┌──
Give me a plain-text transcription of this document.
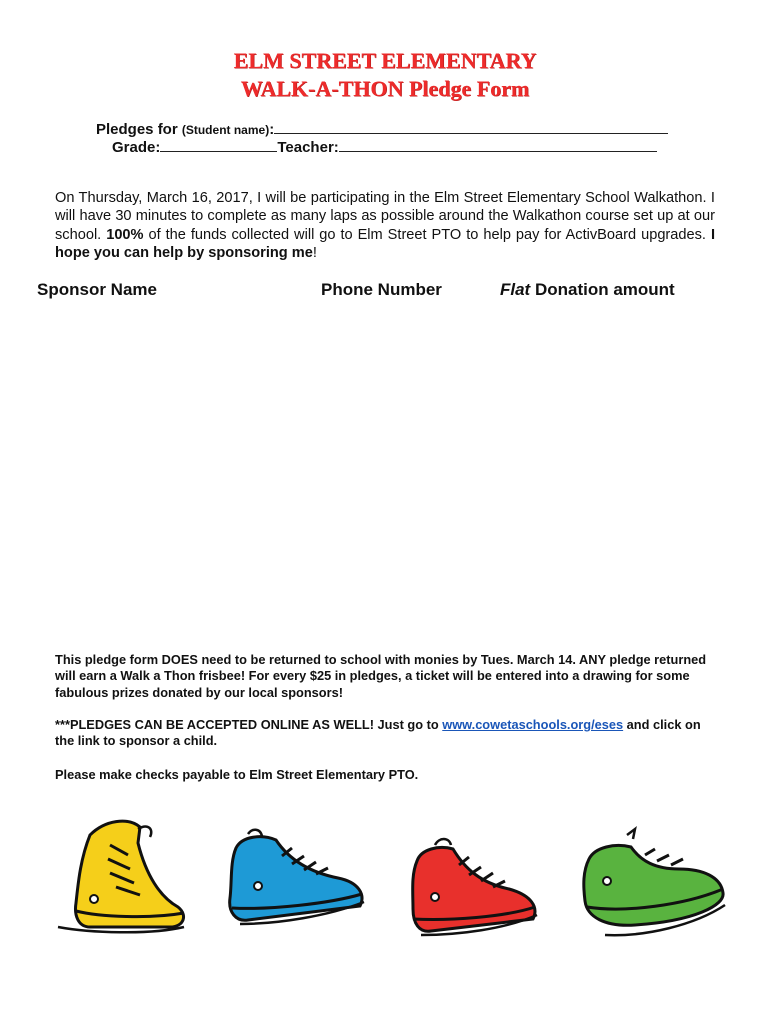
ELM STREET ELEMENTARY
WALK-A-THON Pledge Form
Pledges for (Student name):
Grade:	Teacher:
On Thursday, March 16, 2017, I will be participating in the Elm Street Elementary School Walkathon. I will have 30 minutes to complete as many laps as possible around the Walkathon course set up at our school. 100% of the funds collected will go to Elm Street PTO to help pay for ActivBoard upgrades. I hope you can help by sponsoring me!
Sponsor Name	Phone Number	Flat Donation amount
This pledge form DOES need to be returned to school with monies by Tues. March 14. ANY pledge returned will earn a Walk a Thon frisbee! For every $25 in pledges, a ticket will be entered into a drawing for some fabulous prizes donated by our local sponsors!
***PLEDGES CAN BE ACCEPTED ONLINE AS WELL! Just go to www.cowetaschools.org/eses and click on the link to sponsor a child.
Please make checks payable to Elm Street Elementary PTO.
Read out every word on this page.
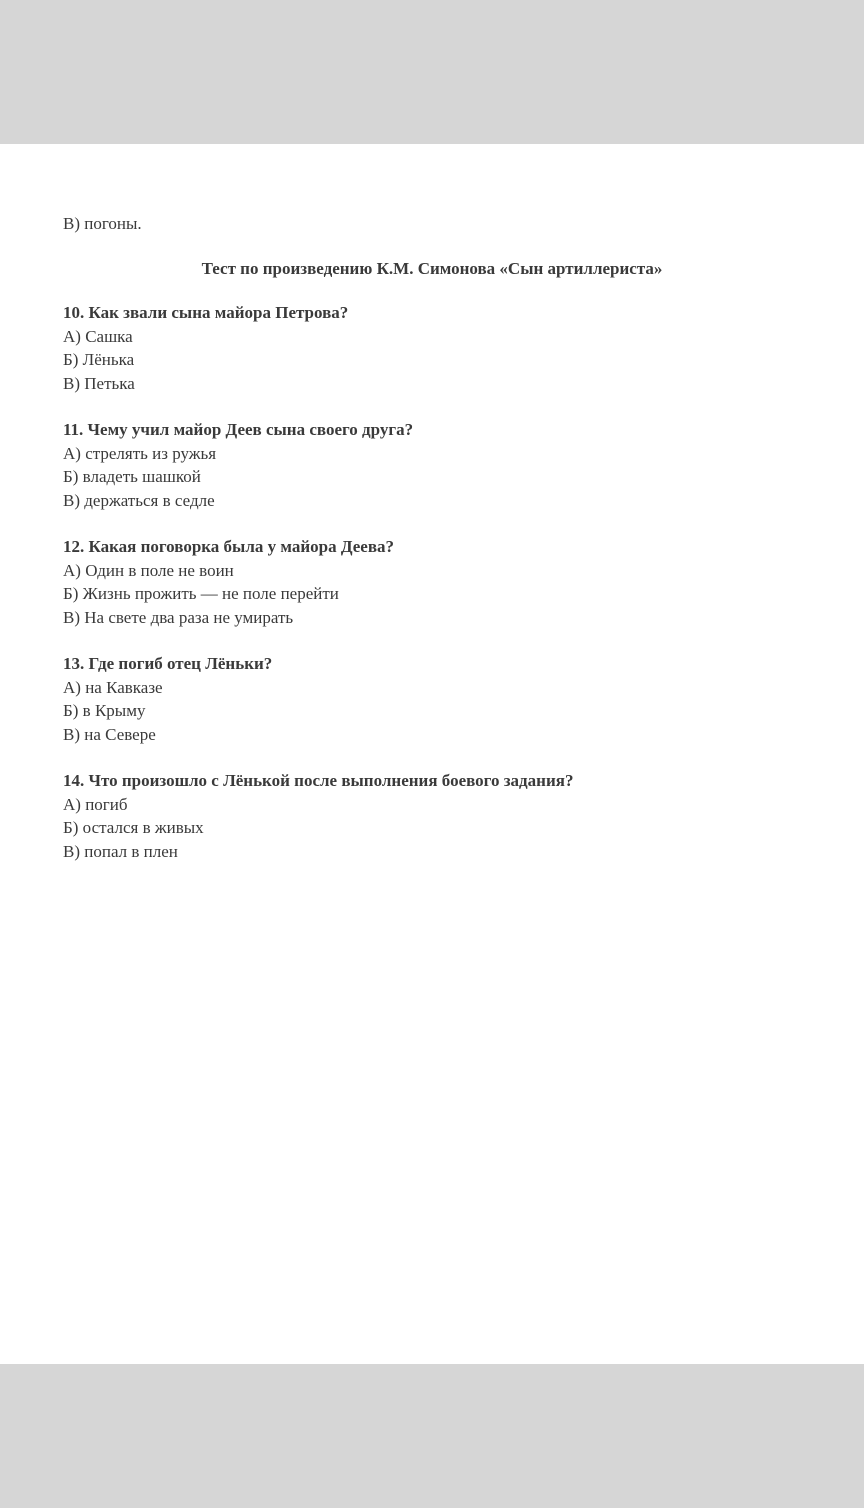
В) погоны.
Тест по произведению К.М. Симонова «Сын артиллериста»
10. Как звали сына майора Петрова?
А) Сашка
Б) Лёнька
В) Петька
11. Чему учил майор Деев сына своего друга?
А) стрелять из ружья
Б) владеть шашкой
В) держаться в седле
12. Какая поговорка была у майора Деева?
А) Один в поле не воин
Б) Жизнь прожить — не поле перейти
В) На свете два раза не умирать
13. Где погиб отец Лёньки?
А) на Кавказе
Б) в Крыму
В) на Севере
14. Что произошло с Лёнькой после выполнения боевого задания?
А) погиб
Б) остался в живых
В) попал в плен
└──
Repeat all of the data above word for word, minus the pictures.

Give me a plain-text transcription of this document.
ELM STREET ELEMENTARY
WALK-A-THON Pledge Form
Pledges for (Student name):
Grade:	Teacher:
On Thursday, March 16, 2017, I will be participating in the Elm Street Elementary School Walkathon. I will have 30 minutes to complete as many laps as possible around the Walkathon course set up at our school. 100% of the funds collected will go to Elm Street PTO to help pay for ActivBoard upgrades. I hope you can help by sponsoring me!
Sponsor Name	Phone Number	Flat Donation amount
This pledge form DOES need to be returned to school with monies by Tues. March 14. ANY pledge returned will earn a Walk a Thon frisbee! For every $25 in pledges, a ticket will be entered into a drawing for some fabulous prizes donated by our local sponsors!
***PLEDGES CAN BE ACCEPTED ONLINE AS WELL! Just go to www.cowetaschools.org/eses and click on the link to sponsor a child.
Please make checks payable to Elm Street Elementary PTO.
Read out every word on this page.
В) погоны.
Тест по произведению К.М. Симонова «Сын артиллериста»
10. Как звали сына майора Петрова?
А) Сашка
Б) Лёнька
В) Петька
11. Чему учил майор Деев сына своего друга?
А) стрелять из ружья
Б) владеть шашкой
В) держаться в седле
12. Какая поговорка была у майора Деева?
А) Один в поле не воин
Б) Жизнь прожить — не поле перейти
В) На свете два раза не умирать
13. Где погиб отец Лёньки?
А) на Кавказе
Б) в Крыму
В) на Севере
14. Что произошло с Лёнькой после выполнения боевого задания?
А) погиб
Б) остался в живых
В) попал в плен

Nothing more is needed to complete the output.